Exercise input:
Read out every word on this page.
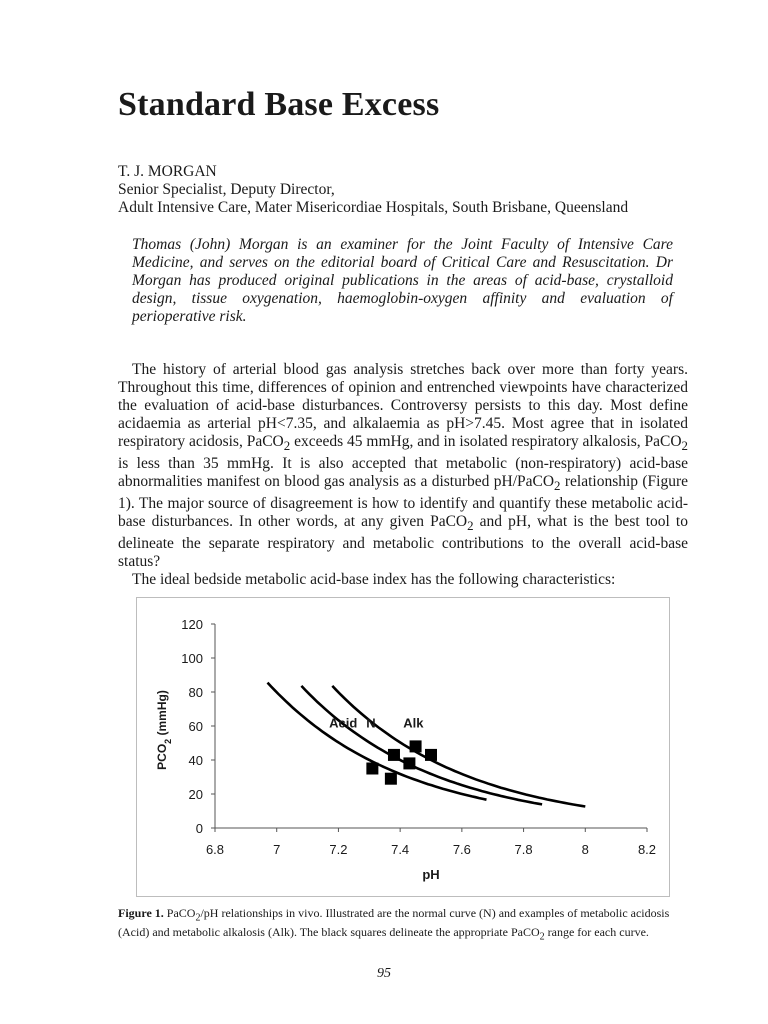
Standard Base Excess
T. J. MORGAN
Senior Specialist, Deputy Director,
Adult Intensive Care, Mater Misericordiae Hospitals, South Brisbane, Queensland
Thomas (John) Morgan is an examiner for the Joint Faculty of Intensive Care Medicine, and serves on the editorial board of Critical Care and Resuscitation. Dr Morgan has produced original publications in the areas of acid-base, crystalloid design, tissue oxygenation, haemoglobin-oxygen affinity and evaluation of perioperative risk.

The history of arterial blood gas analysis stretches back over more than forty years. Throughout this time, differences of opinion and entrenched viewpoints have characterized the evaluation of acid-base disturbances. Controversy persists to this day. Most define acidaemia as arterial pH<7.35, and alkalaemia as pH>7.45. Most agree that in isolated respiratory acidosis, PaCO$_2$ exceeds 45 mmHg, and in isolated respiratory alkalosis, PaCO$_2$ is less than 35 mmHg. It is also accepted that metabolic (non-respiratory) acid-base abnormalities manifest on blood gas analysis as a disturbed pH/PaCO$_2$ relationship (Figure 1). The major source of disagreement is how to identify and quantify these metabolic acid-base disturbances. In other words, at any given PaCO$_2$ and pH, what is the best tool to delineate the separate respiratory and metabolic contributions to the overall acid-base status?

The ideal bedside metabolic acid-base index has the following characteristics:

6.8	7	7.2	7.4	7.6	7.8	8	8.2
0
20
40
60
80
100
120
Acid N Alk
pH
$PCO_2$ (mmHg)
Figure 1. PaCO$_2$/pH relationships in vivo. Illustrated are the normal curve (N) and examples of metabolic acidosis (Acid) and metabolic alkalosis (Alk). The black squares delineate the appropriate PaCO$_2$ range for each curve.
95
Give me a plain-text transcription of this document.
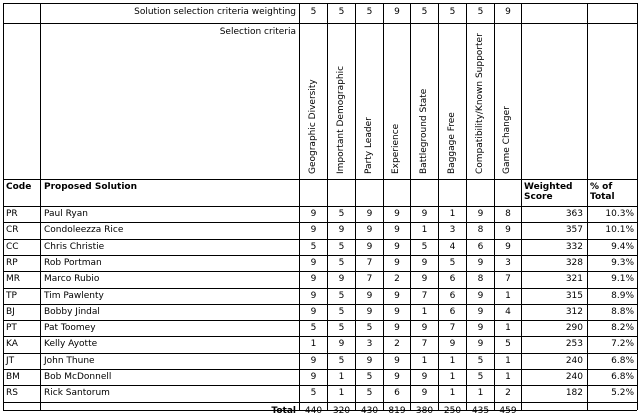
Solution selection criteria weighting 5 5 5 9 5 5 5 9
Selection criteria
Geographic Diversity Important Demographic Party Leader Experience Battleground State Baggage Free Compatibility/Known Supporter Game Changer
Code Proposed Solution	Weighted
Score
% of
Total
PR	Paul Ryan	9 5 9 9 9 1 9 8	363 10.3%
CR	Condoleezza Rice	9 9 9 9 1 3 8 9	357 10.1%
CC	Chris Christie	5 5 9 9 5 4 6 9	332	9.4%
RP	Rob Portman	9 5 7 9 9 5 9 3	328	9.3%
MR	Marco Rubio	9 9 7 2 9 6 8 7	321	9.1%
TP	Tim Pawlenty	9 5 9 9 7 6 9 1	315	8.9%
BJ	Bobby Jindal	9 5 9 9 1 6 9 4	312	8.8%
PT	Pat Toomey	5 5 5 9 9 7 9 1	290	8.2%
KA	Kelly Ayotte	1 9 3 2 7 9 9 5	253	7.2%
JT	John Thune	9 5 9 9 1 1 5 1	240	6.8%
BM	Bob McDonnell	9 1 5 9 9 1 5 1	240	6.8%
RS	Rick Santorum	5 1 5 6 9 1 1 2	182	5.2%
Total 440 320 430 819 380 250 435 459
==
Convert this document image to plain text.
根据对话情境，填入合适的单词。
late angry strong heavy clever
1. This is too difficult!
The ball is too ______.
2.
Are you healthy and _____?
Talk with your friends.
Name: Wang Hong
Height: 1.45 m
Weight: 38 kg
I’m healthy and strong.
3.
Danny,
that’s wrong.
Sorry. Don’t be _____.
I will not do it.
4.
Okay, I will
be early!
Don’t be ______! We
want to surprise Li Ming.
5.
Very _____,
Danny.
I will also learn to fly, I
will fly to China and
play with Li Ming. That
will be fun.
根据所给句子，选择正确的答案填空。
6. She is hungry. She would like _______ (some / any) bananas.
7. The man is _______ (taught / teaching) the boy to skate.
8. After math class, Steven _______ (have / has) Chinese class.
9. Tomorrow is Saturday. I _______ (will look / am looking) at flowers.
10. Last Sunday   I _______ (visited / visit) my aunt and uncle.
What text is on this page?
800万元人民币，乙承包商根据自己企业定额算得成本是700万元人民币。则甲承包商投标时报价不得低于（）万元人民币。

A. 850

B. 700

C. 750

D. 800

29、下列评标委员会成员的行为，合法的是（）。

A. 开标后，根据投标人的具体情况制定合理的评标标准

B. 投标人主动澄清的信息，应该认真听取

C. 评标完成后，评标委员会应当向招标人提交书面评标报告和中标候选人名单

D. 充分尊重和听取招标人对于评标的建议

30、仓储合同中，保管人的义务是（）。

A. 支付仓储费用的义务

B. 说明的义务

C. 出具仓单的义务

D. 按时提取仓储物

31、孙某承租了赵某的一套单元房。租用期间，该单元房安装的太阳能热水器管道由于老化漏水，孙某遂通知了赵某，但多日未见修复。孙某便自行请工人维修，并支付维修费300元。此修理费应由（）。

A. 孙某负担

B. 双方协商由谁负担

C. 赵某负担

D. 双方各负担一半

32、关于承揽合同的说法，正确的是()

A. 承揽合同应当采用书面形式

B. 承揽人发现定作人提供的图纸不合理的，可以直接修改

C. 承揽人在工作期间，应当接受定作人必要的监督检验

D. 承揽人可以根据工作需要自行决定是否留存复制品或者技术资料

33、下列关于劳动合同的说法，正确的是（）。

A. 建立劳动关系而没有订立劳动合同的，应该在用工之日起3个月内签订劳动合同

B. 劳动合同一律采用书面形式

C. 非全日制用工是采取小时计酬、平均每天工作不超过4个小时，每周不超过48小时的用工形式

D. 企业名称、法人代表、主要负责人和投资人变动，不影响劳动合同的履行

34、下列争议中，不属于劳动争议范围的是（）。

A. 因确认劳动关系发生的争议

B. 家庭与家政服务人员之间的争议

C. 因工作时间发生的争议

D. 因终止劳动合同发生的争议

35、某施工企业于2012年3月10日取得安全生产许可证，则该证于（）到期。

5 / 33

Exercise:
Every line containing the string "plain" must be listed.

Task answer:
Give me a plain-text transcription of this document.
Convert this document image to plain text.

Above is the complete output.